For one, besides their similar size, similar geographic coverage, significant industry overlap, close partnerships with IBM, and so on, both are, after all, aggressive acquirers (being more or less strange conglomerations of over a dozen enterprise products). This is in distinction to "organic growers," which SAP, QAD, IFS, or IBS largely remain (if one disregards their occasional smaller, complementary acquisitions to fill some functional gaps). Other so-called organic growers include Oracle (prior to their acquisition of PeopleSoft/J.D. Edwards, and Siebel), and pre-merger Intentia and Lawson (see Rapidly Consolidating Enterprise Applications Market: The Worlds of 'Organic Growers' and 'Aggressive Consolidators').

Both vendors vehemently object to anyone characterizing them as aggressive consolidators, since the term gives the negative impression that acquisitions serve the purpose of farming maintenance revenues without any commitment to developing new solutions. SSA Global contends that it is much more than a consolidator, as it has been espousing and executing a well-defined convergence strategy. On the other hand, Infor claims to be a sort of organic grower of the businesses that it has assembled—adding close to 1,000 new customers annually.

Related to this is the similar youth of the companies, which are both around toddler age. We know them now as SSA Global and Infor respectively, but via their progenitor companies, they can each boast about thirty years of market existence and industrial experience.

For example, from bankruptcy (with about $130 million [USD] in revenues and a cash hemorrhage of $16 million [USD]) in late 2000, SSA Global generated almost quintuple revenues of $637.8 million, with a net income of $20 million (USD) for the fiscal year ending July 2004. This was accomplished via nine acquisitions from April 2001 to August 2004. For fiscal year 2005, revenues totaled $711.8 million (USD), not including the last three acquisitions, which will be discussed later. With about 5,000 jittery customers in 2000, SSA Global now has over 13,000 active customers in 90 countries and 121 offices worldwide. The company, which also went public in May 2005, spends on average 15 percent of its annual revenues, or over $100 million (USD), on the research and development (R&D) of new solutions and enhancements.

Dataset entries:
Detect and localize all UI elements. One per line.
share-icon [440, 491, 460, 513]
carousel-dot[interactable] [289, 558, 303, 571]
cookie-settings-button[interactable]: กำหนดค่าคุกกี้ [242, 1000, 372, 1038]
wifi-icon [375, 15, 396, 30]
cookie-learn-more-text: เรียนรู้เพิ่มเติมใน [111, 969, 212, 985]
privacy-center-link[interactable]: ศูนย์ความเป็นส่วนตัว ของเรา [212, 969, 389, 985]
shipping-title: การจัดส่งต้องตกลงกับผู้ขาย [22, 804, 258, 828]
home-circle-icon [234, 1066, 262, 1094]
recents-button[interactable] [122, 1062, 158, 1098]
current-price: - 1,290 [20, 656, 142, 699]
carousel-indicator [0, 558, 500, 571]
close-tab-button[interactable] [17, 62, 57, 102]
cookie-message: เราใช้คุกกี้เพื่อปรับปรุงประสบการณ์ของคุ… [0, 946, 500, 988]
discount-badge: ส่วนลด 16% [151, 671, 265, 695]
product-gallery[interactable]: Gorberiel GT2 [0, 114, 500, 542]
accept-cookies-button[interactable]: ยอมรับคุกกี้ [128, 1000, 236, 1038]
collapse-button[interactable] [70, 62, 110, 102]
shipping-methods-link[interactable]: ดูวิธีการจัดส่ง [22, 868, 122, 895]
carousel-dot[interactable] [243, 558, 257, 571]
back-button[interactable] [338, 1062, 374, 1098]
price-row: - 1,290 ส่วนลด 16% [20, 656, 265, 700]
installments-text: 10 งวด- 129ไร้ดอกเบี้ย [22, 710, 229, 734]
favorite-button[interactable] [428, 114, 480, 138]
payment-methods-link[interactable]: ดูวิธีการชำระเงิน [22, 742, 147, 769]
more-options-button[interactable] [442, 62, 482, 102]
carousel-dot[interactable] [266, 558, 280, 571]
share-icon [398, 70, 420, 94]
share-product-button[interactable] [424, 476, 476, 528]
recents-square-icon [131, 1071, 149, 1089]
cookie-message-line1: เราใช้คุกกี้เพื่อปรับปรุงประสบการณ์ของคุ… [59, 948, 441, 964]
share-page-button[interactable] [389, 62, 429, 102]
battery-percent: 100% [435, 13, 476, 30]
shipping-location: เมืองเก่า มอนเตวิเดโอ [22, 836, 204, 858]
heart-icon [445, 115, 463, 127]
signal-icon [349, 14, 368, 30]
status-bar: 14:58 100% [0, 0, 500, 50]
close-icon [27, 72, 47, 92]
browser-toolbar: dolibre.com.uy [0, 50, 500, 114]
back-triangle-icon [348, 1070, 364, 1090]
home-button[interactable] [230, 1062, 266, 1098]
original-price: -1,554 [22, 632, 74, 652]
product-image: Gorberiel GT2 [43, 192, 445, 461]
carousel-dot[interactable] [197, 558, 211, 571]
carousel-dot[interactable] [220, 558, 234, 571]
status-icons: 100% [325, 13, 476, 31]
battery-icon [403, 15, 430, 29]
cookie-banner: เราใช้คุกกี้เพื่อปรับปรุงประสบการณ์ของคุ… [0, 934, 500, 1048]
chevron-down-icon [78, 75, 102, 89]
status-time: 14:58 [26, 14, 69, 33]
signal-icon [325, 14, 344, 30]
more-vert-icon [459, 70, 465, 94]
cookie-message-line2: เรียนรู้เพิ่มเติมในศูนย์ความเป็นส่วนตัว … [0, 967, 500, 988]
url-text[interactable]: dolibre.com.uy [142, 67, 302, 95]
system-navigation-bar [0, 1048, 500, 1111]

#### What you will do
Extend the passage comparing SSA Global and Infor, starting right after its last sentence.

#### Answer below
On the other hand, from its first (hardly ever publicized) acquisitions in 2002, Infor has thus far acquired 18 companies, and estimates are that it has become a nearly $780 million (USD) company. This includes projections for the latest, partial acquisition of Geac Computer Corporation, and the complete acquisition of Datastream Systems, which will also be analyzed later on. It now has more than 3,100 employees in over 50 global offices, with earnings before interest, tax deduction, and amortization (EBITDA) currently around $140 million (USD), or a projected $190 million (USD) after the above acquisitions. The company is privately held, but remains refreshingly open about its finances, which is another similarity with private-era SSA Global. Another similarity is that both companies are far from being finished with their acquisition streaks—both are keeping watchful eyes around the clock on several dozen possible acquisition targets. However, eager candidates can also click designated buttons at these vendors' Web sites and offer themselves up to "chief acquisition officers" (or whatever their titles might be).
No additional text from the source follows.